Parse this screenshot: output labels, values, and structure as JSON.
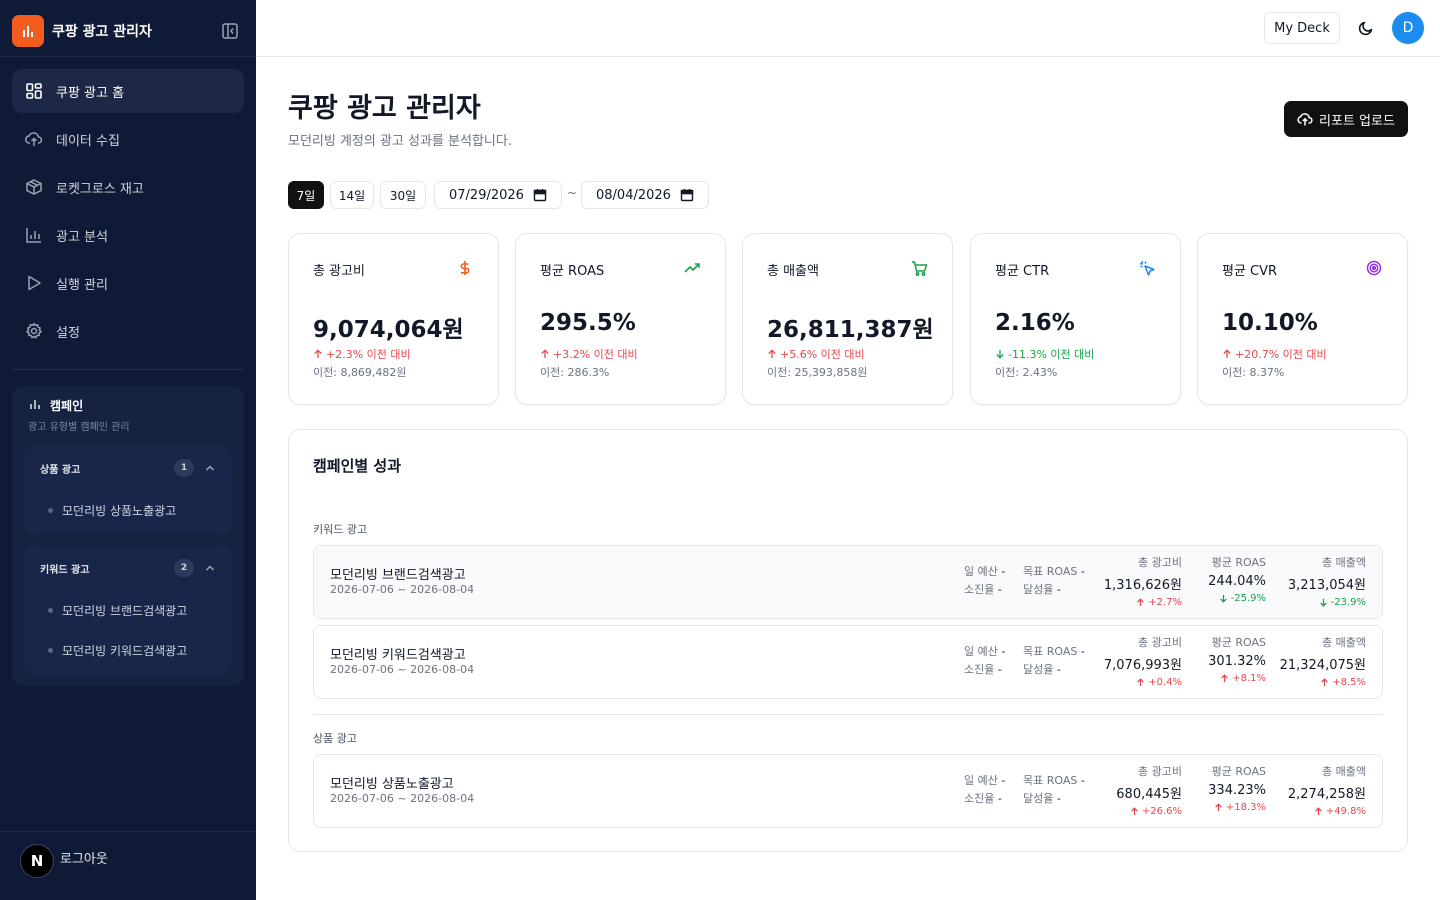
{
  "app": {
    "title": "쿠팡 광고 관리자"
  },
  "sidebar": {
    "nav": [
      {
        "label": "쿠팡 광고 홈",
        "icon": "grid-icon",
        "active": true
      },
      {
        "label": "데이터 수집",
        "icon": "cloud-upload-icon"
      },
      {
        "label": "로켓그로스 재고",
        "icon": "package-icon"
      },
      {
        "label": "광고 분석",
        "icon": "bar-chart-icon"
      },
      {
        "label": "실행 관리",
        "icon": "play-icon"
      },
      {
        "label": "설정",
        "icon": "gear-icon"
      }
    ],
    "campaigns": {
      "title": "캠페인",
      "subtitle": "광고 유형별 캠페인 관리",
      "groups": [
        {
          "label": "상품 광고",
          "count": "1",
          "items": [
            "모던리빙 상품노출광고"
          ]
        },
        {
          "label": "키워드 광고",
          "count": "2",
          "items": [
            "모던리빙 브랜드검색광고",
            "모던리빙 키워드검색광고"
          ]
        }
      ]
    },
    "logout": {
      "label": "로그아웃",
      "avatar": "N"
    }
  },
  "header": {
    "deck_label": "My Deck",
    "avatar_initial": "D"
  },
  "page": {
    "title": "쿠팡 광고 관리자",
    "subtitle": "모던리빙 계정의 광고 성과를 분석합니다.",
    "upload_label": "리포트 업로드"
  },
  "filters": {
    "ranges": [
      "7일",
      "14일",
      "30일"
    ],
    "active_range": "7일",
    "start_date": "07/29/2026",
    "end_date": "08/04/2026",
    "separator": "~"
  },
  "kpis": [
    {
      "label": "총 광고비",
      "icon": "dollar-icon",
      "color": "#f25c1f",
      "value": "9,074,064원",
      "change": "+2.3% 이전 대비",
      "direction": "up",
      "prev": "이전: 8,869,482원"
    },
    {
      "label": "평균 ROAS",
      "icon": "trending-up-icon",
      "color": "#16a34a",
      "value": "295.5%",
      "change": "+3.2% 이전 대비",
      "direction": "up",
      "prev": "이전: 286.3%"
    },
    {
      "label": "총 매출액",
      "icon": "cart-icon",
      "color": "#16a34a",
      "value": "26,811,387원",
      "change": "+5.6% 이전 대비",
      "direction": "up",
      "prev": "이전: 25,393,858원"
    },
    {
      "label": "평균 CTR",
      "icon": "cursor-click-icon",
      "color": "#1d8cf0",
      "value": "2.16%",
      "change": "-11.3% 이전 대비",
      "direction": "down",
      "prev": "이전: 2.43%"
    },
    {
      "label": "평균 CVR",
      "icon": "target-icon",
      "color": "#9333ea",
      "value": "10.10%",
      "change": "+20.7% 이전 대비",
      "direction": "up",
      "prev": "이전: 8.37%"
    }
  ],
  "performance": {
    "title": "캠페인별 성과",
    "labels": {
      "daily_budget": "일 예산",
      "spend_rate": "소진율",
      "target_roas": "목표 ROAS",
      "achievement": "달성율",
      "dash": "-",
      "spend": "총 광고비",
      "roas": "평균 ROAS",
      "sales": "총 매출액"
    },
    "groups": [
      {
        "label": "키워드 광고",
        "campaigns": [
          {
            "name": "모던리빙 브랜드검색광고",
            "dates": "2026-07-06 ~ 2026-08-04",
            "spend": "1,316,626원",
            "spend_chg": "+2.7%",
            "spend_dir": "up",
            "roas": "244.04%",
            "roas_chg": "-25.9%",
            "roas_dir": "down",
            "sales": "3,213,054원",
            "sales_chg": "-23.9%",
            "sales_dir": "down"
          },
          {
            "name": "모던리빙 키워드검색광고",
            "dates": "2026-07-06 ~ 2026-08-04",
            "spend": "7,076,993원",
            "spend_chg": "+0.4%",
            "spend_dir": "up",
            "roas": "301.32%",
            "roas_chg": "+8.1%",
            "roas_dir": "up",
            "sales": "21,324,075원",
            "sales_chg": "+8.5%",
            "sales_dir": "up"
          }
        ]
      },
      {
        "label": "상품 광고",
        "campaigns": [
          {
            "name": "모던리빙 상품노출광고",
            "dates": "2026-07-06 ~ 2026-08-04",
            "spend": "680,445원",
            "spend_chg": "+26.6%",
            "spend_dir": "up",
            "roas": "334.23%",
            "roas_chg": "+18.3%",
            "roas_dir": "up",
            "sales": "2,274,258원",
            "sales_chg": "+49.8%",
            "sales_dir": "up"
          }
        ]
      }
    ]
  },
  "colors": {
    "sidebar_bg": "#0f1b36",
    "brand": "#f25c1f",
    "up": "#e5484d",
    "down": "#16a34a",
    "avatar": "#1d8cf0"
  }
}
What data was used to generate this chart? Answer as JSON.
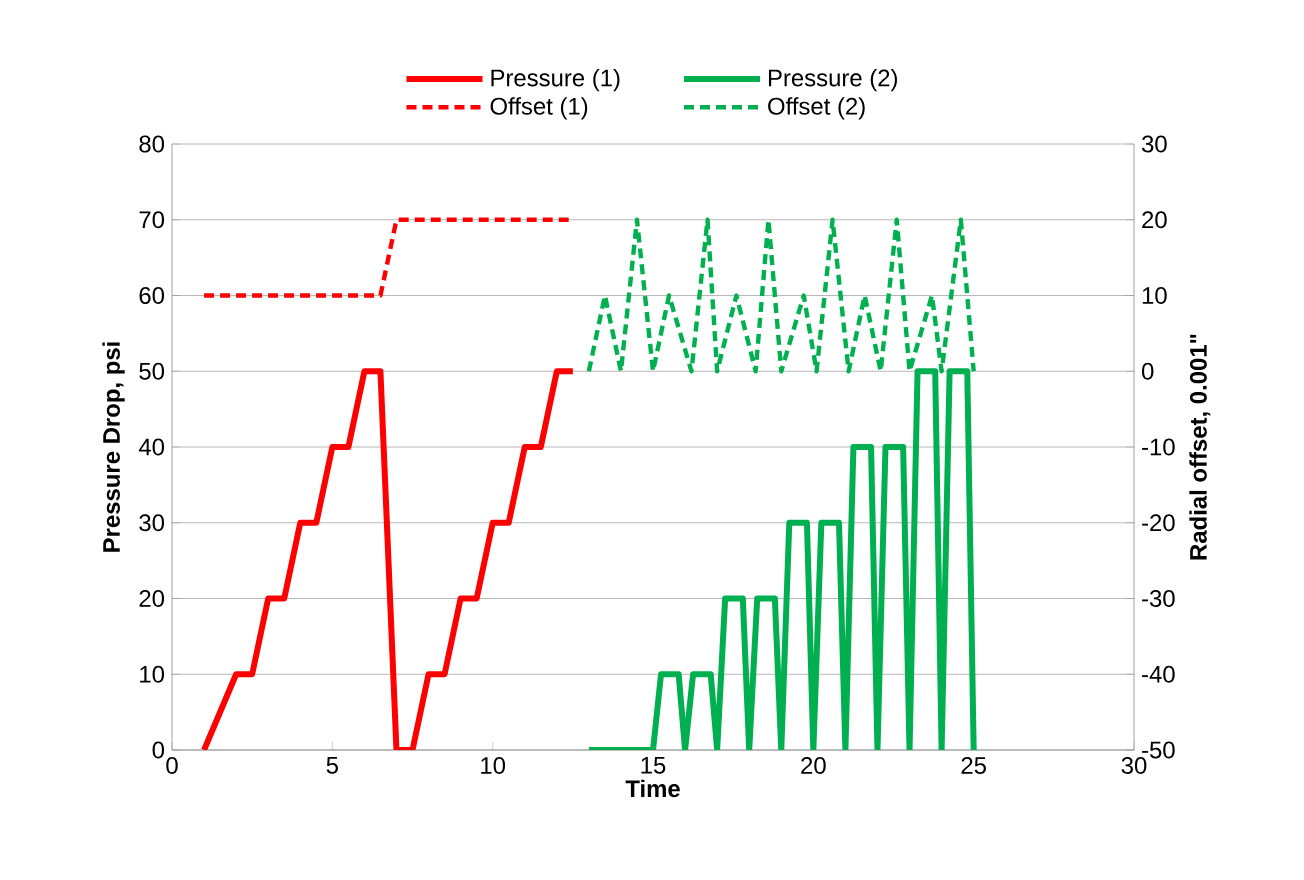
{
  "chart_data": {
    "type": "line",
    "xlabel": "Time",
    "ylabel": "Pressure Drop, psi",
    "y2label": "Radial offset, 0.001\"",
    "xlim": [
      0,
      30
    ],
    "xticks": [
      0,
      5,
      10,
      15,
      20,
      25,
      30
    ],
    "ylim": [
      0,
      80
    ],
    "yticks": [
      0,
      10,
      20,
      30,
      40,
      50,
      60,
      70,
      80
    ],
    "y2lim": [
      -50,
      30
    ],
    "y2ticks": [
      -50,
      -40,
      -30,
      -20,
      -10,
      0,
      10,
      20,
      30
    ],
    "grid": "y",
    "legend": "top",
    "marker": "none",
    "series": [
      {
        "name": "Pressure (1)",
        "color": "#ff0000",
        "line_style": "solid",
        "x": [
          1,
          2,
          2.5,
          3,
          3.5,
          4,
          4.5,
          5,
          5.5,
          6,
          6.5,
          7,
          7.5,
          8,
          8.5,
          9,
          9.5,
          10,
          10.5,
          11,
          11.5,
          12,
          12.5
        ],
        "values": [
          0,
          10,
          10,
          20,
          20,
          30,
          30,
          40,
          40,
          50,
          50,
          0,
          0,
          10,
          10,
          20,
          20,
          30,
          30,
          40,
          40,
          50,
          50
        ]
      },
      {
        "name": "Offset (1)",
        "color": "#ff0000",
        "line_style": "dashed",
        "axis": "y2",
        "x": [
          1,
          6.5,
          7,
          12.5
        ],
        "values": [
          10,
          10,
          20,
          20
        ]
      },
      {
        "name": "Pressure (2)",
        "color": "#00b050",
        "line_style": "solid",
        "x": [
          13,
          15,
          15.25,
          15.8,
          16,
          16.25,
          16.8,
          17,
          17.25,
          17.8,
          18,
          18.25,
          18.8,
          19,
          19.25,
          19.8,
          20,
          20.25,
          20.8,
          21,
          21.25,
          21.8,
          22,
          22.25,
          22.8,
          23,
          23.25,
          23.8,
          24,
          24.25,
          24.8,
          25
        ],
        "values": [
          0,
          0,
          10,
          10,
          0,
          10,
          10,
          0,
          20,
          20,
          0,
          20,
          20,
          0,
          30,
          30,
          0,
          30,
          30,
          0,
          40,
          40,
          0,
          40,
          40,
          0,
          50,
          50,
          0,
          50,
          50,
          0
        ]
      },
      {
        "name": "Offset (2)",
        "color": "#00b050",
        "line_style": "dashed",
        "axis": "y2",
        "x": [
          13,
          13.5,
          14,
          14.5,
          15,
          15.5,
          16.2,
          16.7,
          17,
          17.6,
          18.2,
          18.6,
          19,
          19.7,
          20.1,
          20.6,
          21.1,
          21.6,
          22.1,
          22.6,
          23,
          23.7,
          24,
          24.6,
          25
        ],
        "values": [
          0,
          10,
          0,
          20,
          0,
          10,
          0,
          20,
          0,
          10,
          0,
          20,
          0,
          10,
          0,
          20,
          0,
          10,
          0,
          20,
          0,
          10,
          0,
          20,
          0
        ]
      }
    ]
  }
}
◇ ◇ ◇ ◇
SHORT TASK –
Copy the listing over exactly, skipping the pictures it holds.

REPLY TO THE TASK –
Parse this screenshot: output labels, values, and structure as JSON.
{
  "app": {
    "title": "쿠팡 광고 관리자"
  },
  "sidebar": {
    "nav": [
      {
        "label": "쿠팡 광고 홈",
        "icon": "grid-icon",
        "active": true
      },
      {
        "label": "데이터 수집",
        "icon": "cloud-upload-icon"
      },
      {
        "label": "로켓그로스 재고",
        "icon": "package-icon"
      },
      {
        "label": "광고 분석",
        "icon": "bar-chart-icon"
      },
      {
        "label": "실행 관리",
        "icon": "play-icon"
      },
      {
        "label": "설정",
        "icon": "gear-icon"
      }
    ],
    "campaigns": {
      "title": "캠페인",
      "subtitle": "광고 유형별 캠페인 관리",
      "groups": [
        {
          "label": "상품 광고",
          "count": "1",
          "items": [
            "모던리빙 상품노출광고"
          ]
        },
        {
          "label": "키워드 광고",
          "count": "2",
          "items": [
            "모던리빙 브랜드검색광고",
            "모던리빙 키워드검색광고"
          ]
        }
      ]
    },
    "logout": {
      "label": "로그아웃",
      "avatar": "N"
    }
  },
  "header": {
    "deck_label": "My Deck",
    "avatar_initial": "D"
  },
  "page": {
    "title": "쿠팡 광고 관리자",
    "subtitle": "모던리빙 계정의 광고 성과를 분석합니다.",
    "upload_label": "리포트 업로드"
  },
  "filters": {
    "ranges": [
      "7일",
      "14일",
      "30일"
    ],
    "active_range": "7일",
    "start_date": "07/29/2026",
    "end_date": "08/04/2026",
    "separator": "~"
  },
  "kpis": [
    {
      "label": "총 광고비",
      "icon": "dollar-icon",
      "color": "#f25c1f",
      "value": "9,074,064원",
      "change": "+2.3% 이전 대비",
      "direction": "up",
      "prev": "이전: 8,869,482원"
    },
    {
      "label": "평균 ROAS",
      "icon": "trending-up-icon",
      "color": "#16a34a",
      "value": "295.5%",
      "change": "+3.2% 이전 대비",
      "direction": "up",
      "prev": "이전: 286.3%"
    },
    {
      "label": "총 매출액",
      "icon": "cart-icon",
      "color": "#16a34a",
      "value": "26,811,387원",
      "change": "+5.6% 이전 대비",
      "direction": "up",
      "prev": "이전: 25,393,858원"
    },
    {
      "label": "평균 CTR",
      "icon": "cursor-click-icon",
      "color": "#1d8cf0",
      "value": "2.16%",
      "change": "-11.3% 이전 대비",
      "direction": "down",
      "prev": "이전: 2.43%"
    },
    {
      "label": "평균 CVR",
      "icon": "target-icon",
      "color": "#9333ea",
      "value": "10.10%",
      "change": "+20.7% 이전 대비",
      "direction": "up",
      "prev": "이전: 8.37%"
    }
  ],
  "performance": {
    "title": "캠페인별 성과",
    "labels": {
      "daily_budget": "일 예산",
      "spend_rate": "소진율",
      "target_roas": "목표 ROAS",
      "achievement": "달성율",
      "dash": "-",
      "spend": "총 광고비",
      "roas": "평균 ROAS",
      "sales": "총 매출액"
    },
    "groups": [
      {
        "label": "키워드 광고",
        "campaigns": [
          {
            "name": "모던리빙 브랜드검색광고",
            "dates": "2026-07-06 ~ 2026-08-04",
            "spend": "1,316,626원",
            "spend_chg": "+2.7%",
            "spend_dir": "up",
            "roas": "244.04%",
            "roas_chg": "-25.9%",
            "roas_dir": "down",
            "sales": "3,213,054원",
            "sales_chg": "-23.9%",
            "sales_dir": "down"
          },
          {
            "name": "모던리빙 키워드검색광고",
            "dates": "2026-07-06 ~ 2026-08-04",
            "spend": "7,076,993원",
            "spend_chg": "+0.4%",
            "spend_dir": "up",
            "roas": "301.32%",
            "roas_chg": "+8.1%",
            "roas_dir": "up",
            "sales": "21,324,075원",
            "sales_chg": "+8.5%",
            "sales_dir": "up"
          }
        ]
      },
      {
        "label": "상품 광고",
        "campaigns": [
          {
            "name": "모던리빙 상품노출광고",
            "dates": "2026-07-06 ~ 2026-08-04",
            "spend": "680,445원",
            "spend_chg": "+26.6%",
            "spend_dir": "up",
            "roas": "334.23%",
            "roas_chg": "+18.3%",
            "roas_dir": "up",
            "sales": "2,274,258원",
            "sales_chg": "+49.8%",
            "sales_dir": "up"
          }
        ]
      }
    ]
  },
  "colors": {
    "sidebar_bg": "#0f1b36",
    "brand": "#f25c1f",
    "up": "#e5484d",
    "down": "#16a34a",
    "avatar": "#1d8cf0"
  }
}
What data was used to generate this chart? Answer as JSON.
{
  "chart_data": {
    "type": "line",
    "xlabel": "Time",
    "ylabel": "Pressure Drop, psi",
    "y2label": "Radial offset, 0.001\"",
    "xlim": [
      0,
      30
    ],
    "xticks": [
      0,
      5,
      10,
      15,
      20,
      25,
      30
    ],
    "ylim": [
      0,
      80
    ],
    "yticks": [
      0,
      10,
      20,
      30,
      40,
      50,
      60,
      70,
      80
    ],
    "y2lim": [
      -50,
      30
    ],
    "y2ticks": [
      -50,
      -40,
      -30,
      -20,
      -10,
      0,
      10,
      20,
      30
    ],
    "grid": "y",
    "legend": "top",
    "marker": "none",
    "series": [
      {
        "name": "Pressure (1)",
        "color": "#ff0000",
        "line_style": "solid",
        "x": [
          1,
          2,
          2.5,
          3,
          3.5,
          4,
          4.5,
          5,
          5.5,
          6,
          6.5,
          7,
          7.5,
          8,
          8.5,
          9,
          9.5,
          10,
          10.5,
          11,
          11.5,
          12,
          12.5
        ],
        "values": [
          0,
          10,
          10,
          20,
          20,
          30,
          30,
          40,
          40,
          50,
          50,
          0,
          0,
          10,
          10,
          20,
          20,
          30,
          30,
          40,
          40,
          50,
          50
        ]
      },
      {
        "name": "Offset (1)",
        "color": "#ff0000",
        "line_style": "dashed",
        "axis": "y2",
        "x": [
          1,
          6.5,
          7,
          12.5
        ],
        "values": [
          10,
          10,
          20,
          20
        ]
      },
      {
        "name": "Pressure (2)",
        "color": "#00b050",
        "line_style": "solid",
        "x": [
          13,
          15,
          15.25,
          15.8,
          16,
          16.25,
          16.8,
          17,
          17.25,
          17.8,
          18,
          18.25,
          18.8,
          19,
          19.25,
          19.8,
          20,
          20.25,
          20.8,
          21,
          21.25,
          21.8,
          22,
          22.25,
          22.8,
          23,
          23.25,
          23.8,
          24,
          24.25,
          24.8,
          25
        ],
        "values": [
          0,
          0,
          10,
          10,
          0,
          10,
          10,
          0,
          20,
          20,
          0,
          20,
          20,
          0,
          30,
          30,
          0,
          30,
          30,
          0,
          40,
          40,
          0,
          40,
          40,
          0,
          50,
          50,
          0,
          50,
          50,
          0
        ]
      },
      {
        "name": "Offset (2)",
        "color": "#00b050",
        "line_style": "dashed",
        "axis": "y2",
        "x": [
          13,
          13.5,
          14,
          14.5,
          15,
          15.5,
          16.2,
          16.7,
          17,
          17.6,
          18.2,
          18.6,
          19,
          19.7,
          20.1,
          20.6,
          21.1,
          21.6,
          22.1,
          22.6,
          23,
          23.7,
          24,
          24.6,
          25
        ],
        "values": [
          0,
          10,
          0,
          20,
          0,
          10,
          0,
          20,
          0,
          10,
          0,
          20,
          0,
          10,
          0,
          20,
          0,
          10,
          0,
          20,
          0,
          10,
          0,
          20,
          0
        ]
      }
    ]
  }
}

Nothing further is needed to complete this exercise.